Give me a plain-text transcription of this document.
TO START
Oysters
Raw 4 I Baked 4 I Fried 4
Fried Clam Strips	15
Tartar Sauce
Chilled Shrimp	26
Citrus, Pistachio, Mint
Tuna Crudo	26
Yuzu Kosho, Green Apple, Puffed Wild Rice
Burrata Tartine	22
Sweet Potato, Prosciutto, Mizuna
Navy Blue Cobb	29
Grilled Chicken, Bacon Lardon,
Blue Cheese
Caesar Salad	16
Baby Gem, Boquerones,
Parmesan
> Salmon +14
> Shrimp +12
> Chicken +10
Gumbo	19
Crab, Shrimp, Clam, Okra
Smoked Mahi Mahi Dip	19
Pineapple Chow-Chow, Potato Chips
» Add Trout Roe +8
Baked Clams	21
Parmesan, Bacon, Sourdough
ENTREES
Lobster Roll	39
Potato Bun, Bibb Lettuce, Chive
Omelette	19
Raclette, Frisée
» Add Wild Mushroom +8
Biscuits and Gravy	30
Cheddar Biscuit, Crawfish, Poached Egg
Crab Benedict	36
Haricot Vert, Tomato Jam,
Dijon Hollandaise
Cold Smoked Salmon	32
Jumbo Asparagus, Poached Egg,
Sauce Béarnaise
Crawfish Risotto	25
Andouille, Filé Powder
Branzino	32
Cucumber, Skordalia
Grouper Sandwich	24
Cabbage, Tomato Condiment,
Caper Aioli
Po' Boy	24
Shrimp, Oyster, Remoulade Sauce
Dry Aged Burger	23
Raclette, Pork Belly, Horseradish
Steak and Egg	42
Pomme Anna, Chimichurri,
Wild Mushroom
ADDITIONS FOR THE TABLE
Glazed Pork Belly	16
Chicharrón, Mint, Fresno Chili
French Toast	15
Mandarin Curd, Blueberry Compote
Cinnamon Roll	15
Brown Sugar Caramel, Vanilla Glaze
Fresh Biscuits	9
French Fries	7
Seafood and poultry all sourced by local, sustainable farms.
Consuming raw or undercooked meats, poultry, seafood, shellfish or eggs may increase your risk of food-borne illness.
• • • • •
Goal
Go through the records and show every line with the string "Biscuits" in it.

Response to this task
Biscuits and Gravy	30
Fresh Biscuits	9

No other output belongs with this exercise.